- **Written exercise**
Whenever a line below holds the word "nauczycieli", copy that line.

- **Provided records**

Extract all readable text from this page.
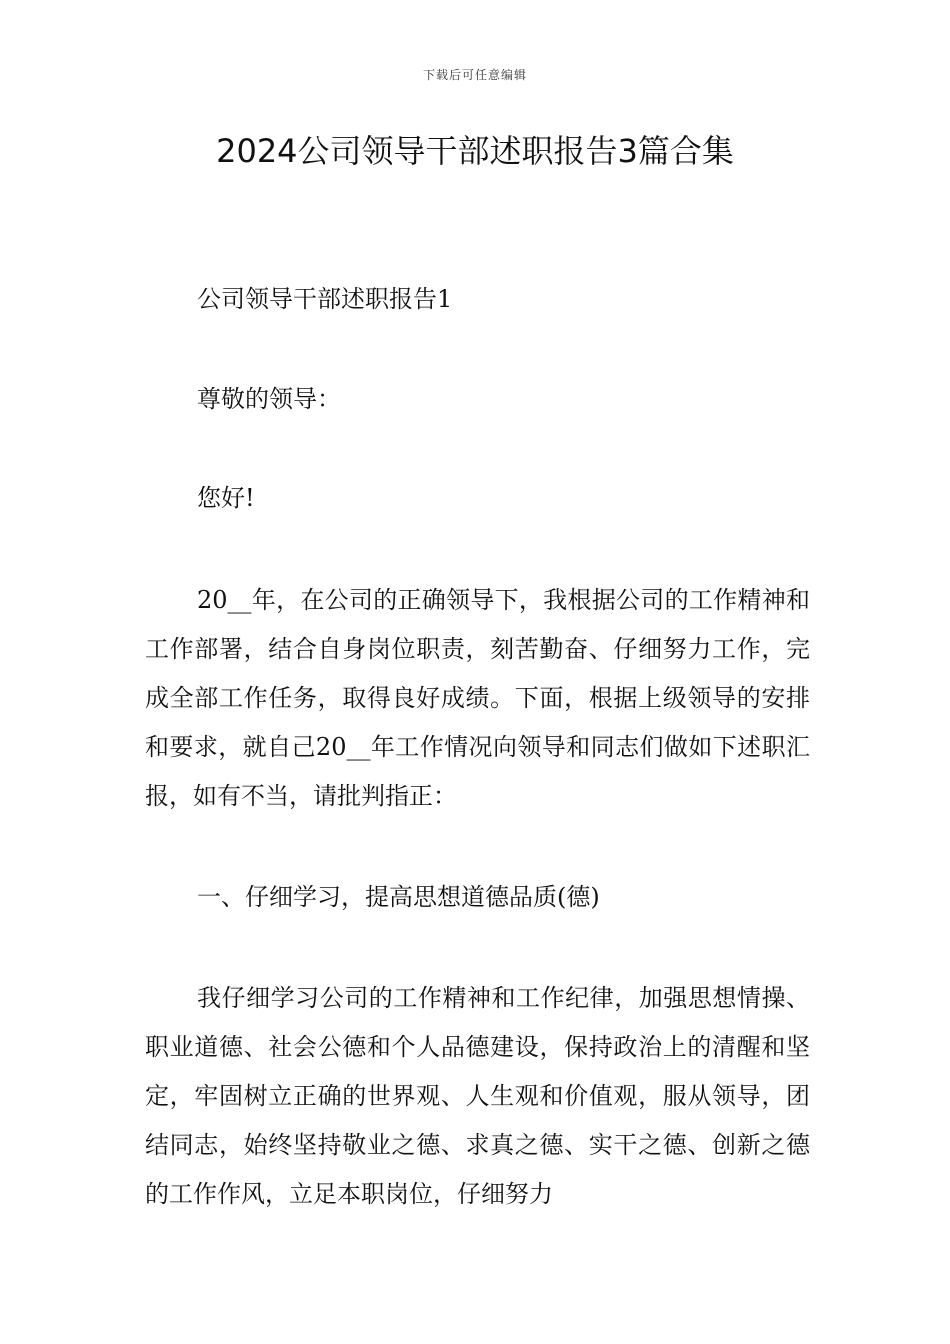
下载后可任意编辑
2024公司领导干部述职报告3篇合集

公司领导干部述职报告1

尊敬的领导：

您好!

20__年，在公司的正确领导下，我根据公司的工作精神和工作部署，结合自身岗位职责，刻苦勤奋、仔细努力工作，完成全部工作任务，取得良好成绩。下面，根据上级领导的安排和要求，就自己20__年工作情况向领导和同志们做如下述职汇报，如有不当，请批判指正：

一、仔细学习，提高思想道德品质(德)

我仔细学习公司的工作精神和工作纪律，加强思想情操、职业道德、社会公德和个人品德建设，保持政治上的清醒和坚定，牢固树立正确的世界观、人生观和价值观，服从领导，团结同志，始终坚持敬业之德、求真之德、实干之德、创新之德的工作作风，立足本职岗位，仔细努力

...

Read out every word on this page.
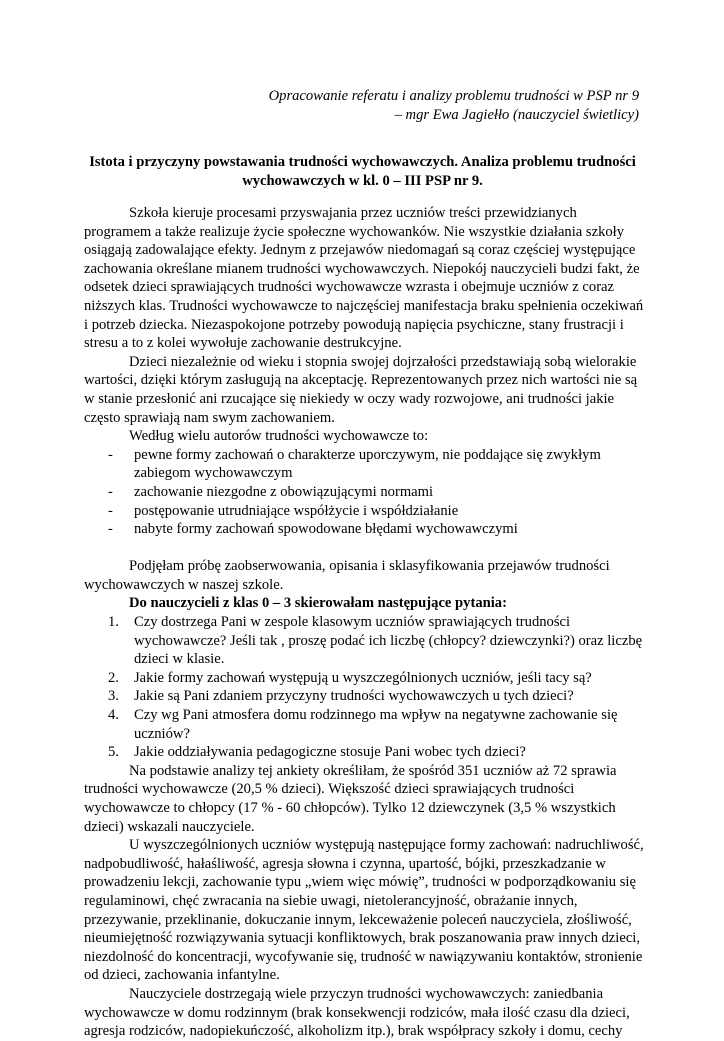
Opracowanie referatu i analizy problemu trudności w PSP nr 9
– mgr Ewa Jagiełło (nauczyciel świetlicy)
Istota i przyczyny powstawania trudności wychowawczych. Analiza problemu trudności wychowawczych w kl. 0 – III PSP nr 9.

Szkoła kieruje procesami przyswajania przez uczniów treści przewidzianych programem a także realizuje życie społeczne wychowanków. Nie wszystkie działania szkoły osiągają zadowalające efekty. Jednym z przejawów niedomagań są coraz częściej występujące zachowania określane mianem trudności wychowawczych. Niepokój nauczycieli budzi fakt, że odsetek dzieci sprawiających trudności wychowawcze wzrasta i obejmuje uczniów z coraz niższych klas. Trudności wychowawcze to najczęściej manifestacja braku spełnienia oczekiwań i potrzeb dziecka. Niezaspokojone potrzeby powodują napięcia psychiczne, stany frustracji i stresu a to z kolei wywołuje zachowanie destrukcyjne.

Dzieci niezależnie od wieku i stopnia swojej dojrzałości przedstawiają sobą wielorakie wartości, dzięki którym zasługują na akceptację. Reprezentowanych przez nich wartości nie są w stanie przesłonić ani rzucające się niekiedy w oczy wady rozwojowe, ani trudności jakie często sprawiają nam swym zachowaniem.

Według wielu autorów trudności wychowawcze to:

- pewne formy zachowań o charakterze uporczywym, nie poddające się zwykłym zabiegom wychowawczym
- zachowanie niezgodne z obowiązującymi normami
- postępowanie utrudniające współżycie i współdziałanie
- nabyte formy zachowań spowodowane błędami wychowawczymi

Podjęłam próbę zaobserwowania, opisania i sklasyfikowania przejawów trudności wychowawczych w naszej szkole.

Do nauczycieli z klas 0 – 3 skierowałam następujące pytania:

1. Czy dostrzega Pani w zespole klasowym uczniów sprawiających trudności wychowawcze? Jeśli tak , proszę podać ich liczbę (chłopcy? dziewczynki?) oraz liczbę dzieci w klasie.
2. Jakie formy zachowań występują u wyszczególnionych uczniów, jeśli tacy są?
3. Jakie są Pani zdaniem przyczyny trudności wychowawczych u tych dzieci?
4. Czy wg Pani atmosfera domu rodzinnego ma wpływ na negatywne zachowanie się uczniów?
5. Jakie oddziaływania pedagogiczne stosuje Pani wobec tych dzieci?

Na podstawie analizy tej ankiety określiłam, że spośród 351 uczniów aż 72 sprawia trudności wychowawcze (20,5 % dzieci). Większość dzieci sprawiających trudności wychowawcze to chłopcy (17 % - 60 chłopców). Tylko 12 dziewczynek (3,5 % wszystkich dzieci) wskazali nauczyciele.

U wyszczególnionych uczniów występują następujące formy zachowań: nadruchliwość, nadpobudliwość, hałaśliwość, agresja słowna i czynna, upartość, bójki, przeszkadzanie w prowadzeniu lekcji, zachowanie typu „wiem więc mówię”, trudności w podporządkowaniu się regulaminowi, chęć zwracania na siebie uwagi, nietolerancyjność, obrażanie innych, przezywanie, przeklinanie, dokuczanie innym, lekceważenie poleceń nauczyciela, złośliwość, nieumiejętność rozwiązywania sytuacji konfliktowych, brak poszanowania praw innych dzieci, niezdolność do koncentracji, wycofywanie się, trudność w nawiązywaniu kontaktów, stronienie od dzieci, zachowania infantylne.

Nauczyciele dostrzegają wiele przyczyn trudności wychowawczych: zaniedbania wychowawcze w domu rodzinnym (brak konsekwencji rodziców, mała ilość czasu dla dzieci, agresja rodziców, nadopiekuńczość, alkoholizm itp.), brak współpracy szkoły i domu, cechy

- **Reply**
Szkoła kieruje procesami przyswajania przez uczniów treści przewidzianych programem a także realizuje życie społeczne wychowanków. Nie wszystkie działania szkoły osiągają zadowalające efekty. Jednym z przejawów niedomagań są coraz częściej występujące zachowania określane mianem trudności wychowawczych. Niepokój nauczycieli budzi fakt, że odsetek dzieci sprawiających trudności wychowawcze wzrasta i obejmuje uczniów z coraz niższych klas. Trudności wychowawcze to najczęściej manifestacja braku spełnienia oczekiwań i potrzeb dziecka. Niezaspokojone potrzeby powodują napięcia psychiczne, stany frustracji i stresu a to z kolei wywołuje zachowanie destrukcyjne.
Do nauczycieli z klas 0 – 3 skierowałam następujące pytania:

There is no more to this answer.